DATA ENTRIES –
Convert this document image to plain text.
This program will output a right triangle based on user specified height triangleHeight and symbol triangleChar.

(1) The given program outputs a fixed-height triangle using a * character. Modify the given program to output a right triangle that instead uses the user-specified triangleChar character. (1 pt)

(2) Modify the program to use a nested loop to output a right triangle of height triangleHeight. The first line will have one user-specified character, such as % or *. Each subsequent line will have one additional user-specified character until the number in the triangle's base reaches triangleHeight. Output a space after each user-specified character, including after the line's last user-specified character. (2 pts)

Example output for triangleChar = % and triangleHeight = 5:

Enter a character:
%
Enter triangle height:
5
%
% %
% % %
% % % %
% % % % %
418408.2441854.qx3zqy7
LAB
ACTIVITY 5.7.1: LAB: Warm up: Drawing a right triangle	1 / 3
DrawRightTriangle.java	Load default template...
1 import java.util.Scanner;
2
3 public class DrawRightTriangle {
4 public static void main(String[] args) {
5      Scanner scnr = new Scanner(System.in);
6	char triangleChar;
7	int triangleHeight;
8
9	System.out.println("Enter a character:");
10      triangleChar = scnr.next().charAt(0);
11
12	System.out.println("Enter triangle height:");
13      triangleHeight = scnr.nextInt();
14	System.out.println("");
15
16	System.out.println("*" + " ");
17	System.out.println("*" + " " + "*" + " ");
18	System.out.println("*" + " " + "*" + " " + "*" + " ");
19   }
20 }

* * *

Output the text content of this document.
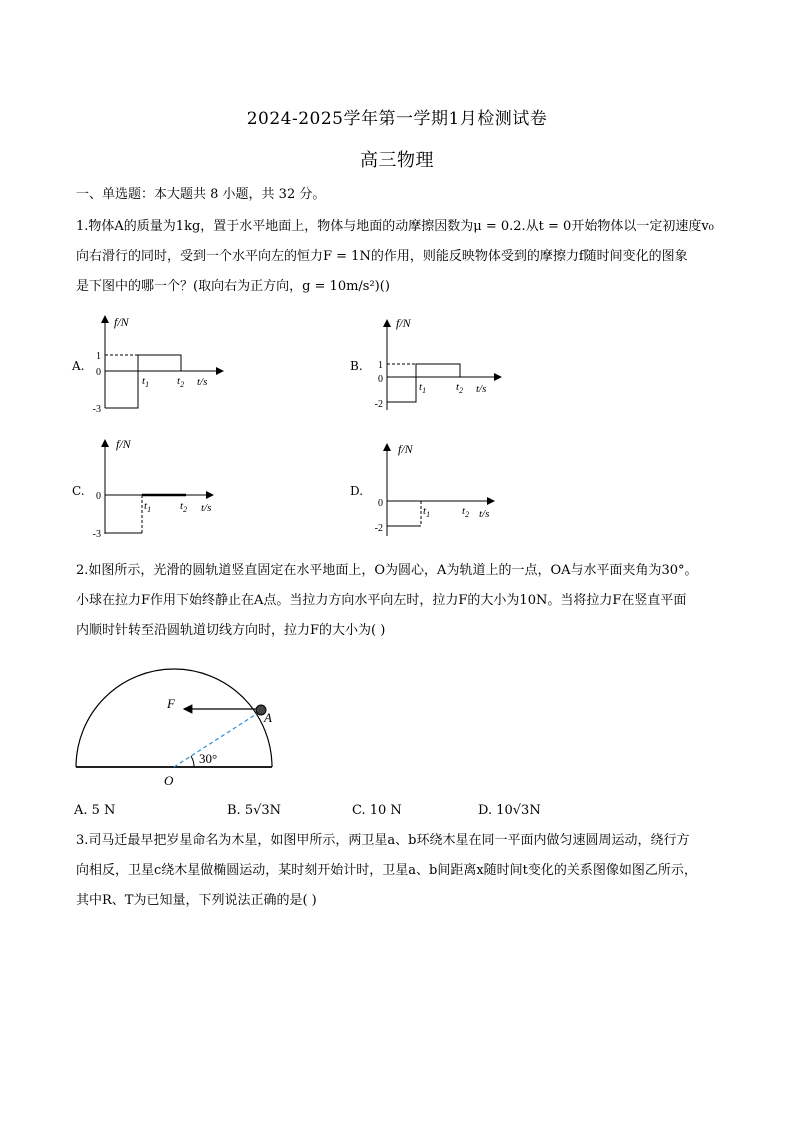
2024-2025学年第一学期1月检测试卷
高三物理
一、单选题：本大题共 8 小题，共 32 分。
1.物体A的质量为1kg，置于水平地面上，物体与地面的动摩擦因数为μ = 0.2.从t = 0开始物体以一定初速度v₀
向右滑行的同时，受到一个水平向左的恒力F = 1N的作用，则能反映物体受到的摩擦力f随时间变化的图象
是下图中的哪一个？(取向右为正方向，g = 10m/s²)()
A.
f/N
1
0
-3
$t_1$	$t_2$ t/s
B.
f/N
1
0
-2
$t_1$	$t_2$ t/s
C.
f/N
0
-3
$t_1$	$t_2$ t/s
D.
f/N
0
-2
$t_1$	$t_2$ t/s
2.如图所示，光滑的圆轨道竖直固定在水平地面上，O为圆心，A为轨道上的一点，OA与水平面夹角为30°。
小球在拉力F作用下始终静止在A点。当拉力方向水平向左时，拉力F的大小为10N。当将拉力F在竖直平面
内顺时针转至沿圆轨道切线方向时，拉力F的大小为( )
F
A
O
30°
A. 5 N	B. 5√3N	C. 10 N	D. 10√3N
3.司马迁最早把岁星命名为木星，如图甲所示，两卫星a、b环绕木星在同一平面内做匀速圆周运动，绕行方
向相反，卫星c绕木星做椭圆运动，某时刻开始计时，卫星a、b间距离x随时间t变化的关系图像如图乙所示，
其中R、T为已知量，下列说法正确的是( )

--

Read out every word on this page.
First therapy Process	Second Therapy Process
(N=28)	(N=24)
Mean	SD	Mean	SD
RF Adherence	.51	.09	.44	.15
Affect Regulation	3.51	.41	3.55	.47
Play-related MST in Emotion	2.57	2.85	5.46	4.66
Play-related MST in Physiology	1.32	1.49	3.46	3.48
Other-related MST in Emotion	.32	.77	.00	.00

WHAT TO PRODUCE –
Select all lines in the listing that include the word "Scanner".

PROBLEM SOLUTION –
1 import java.util.Scanner;
5      Scanner scnr = new Scanner(System.in);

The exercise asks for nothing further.